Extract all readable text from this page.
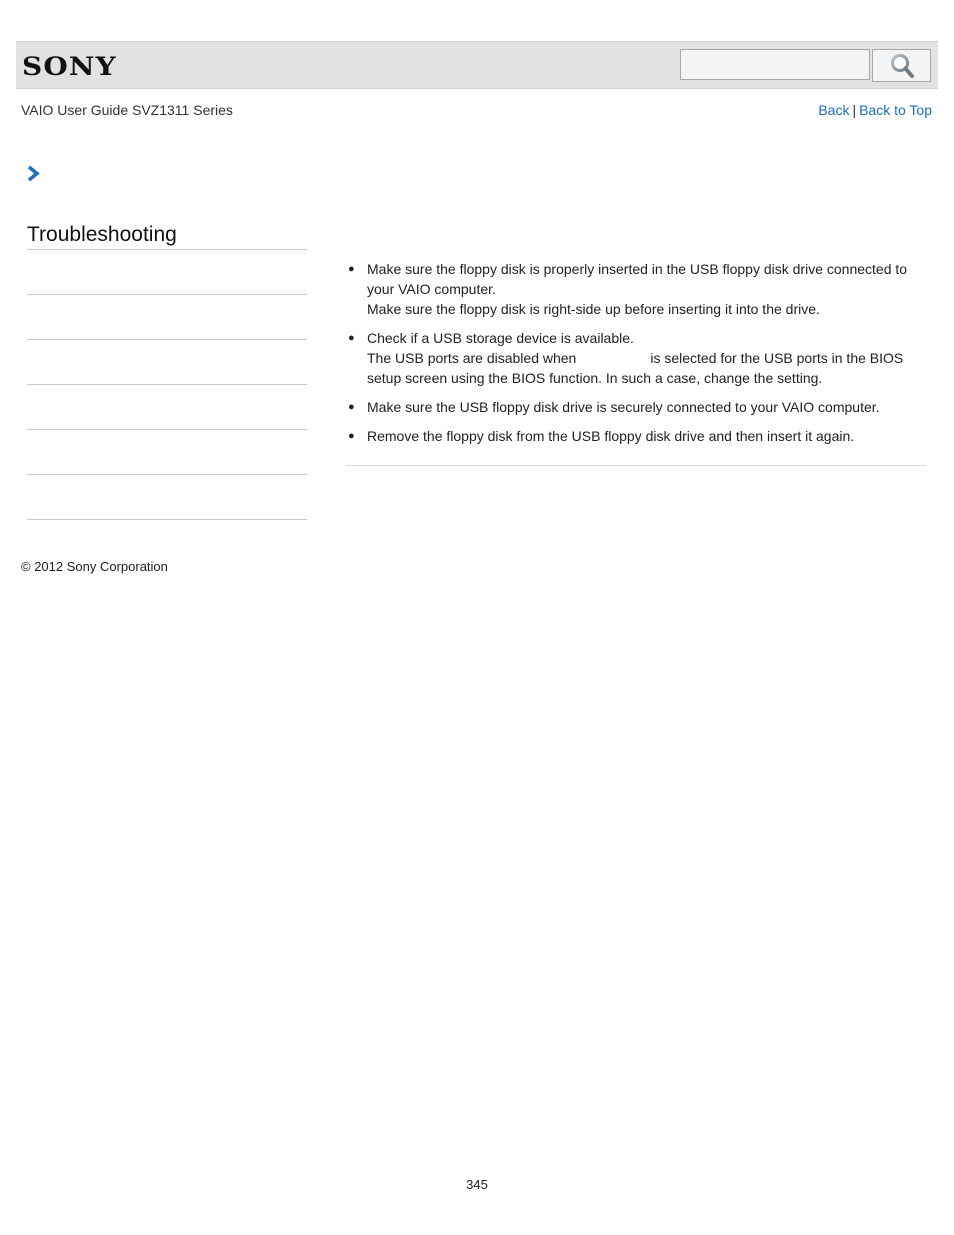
SONY
VAIO User Guide SVZ1311 Series	Back | Back to Top
Troubleshooting
● Make sure the floppy disk is properly inserted in the USB floppy disk drive connected to
your VAIO computer.
Make sure the floppy disk is right-side up before inserting it into the drive.
● Check if a USB storage device is available.
The USB ports are disabled when	is selected for the USB ports in the BIOS
setup screen using the BIOS function. In such a case, change the setting.
● Make sure the USB floppy disk drive is securely connected to your VAIO computer.
● Remove the floppy disk from the USB floppy disk drive and then insert it again.
© 2012 Sony Corporation
345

- - - -

• **EXERCISE INSTRUCTIONS**:
Above are several records. Count the lines among them that contain "disk" and give only the total.

• **THE RESULT**:
4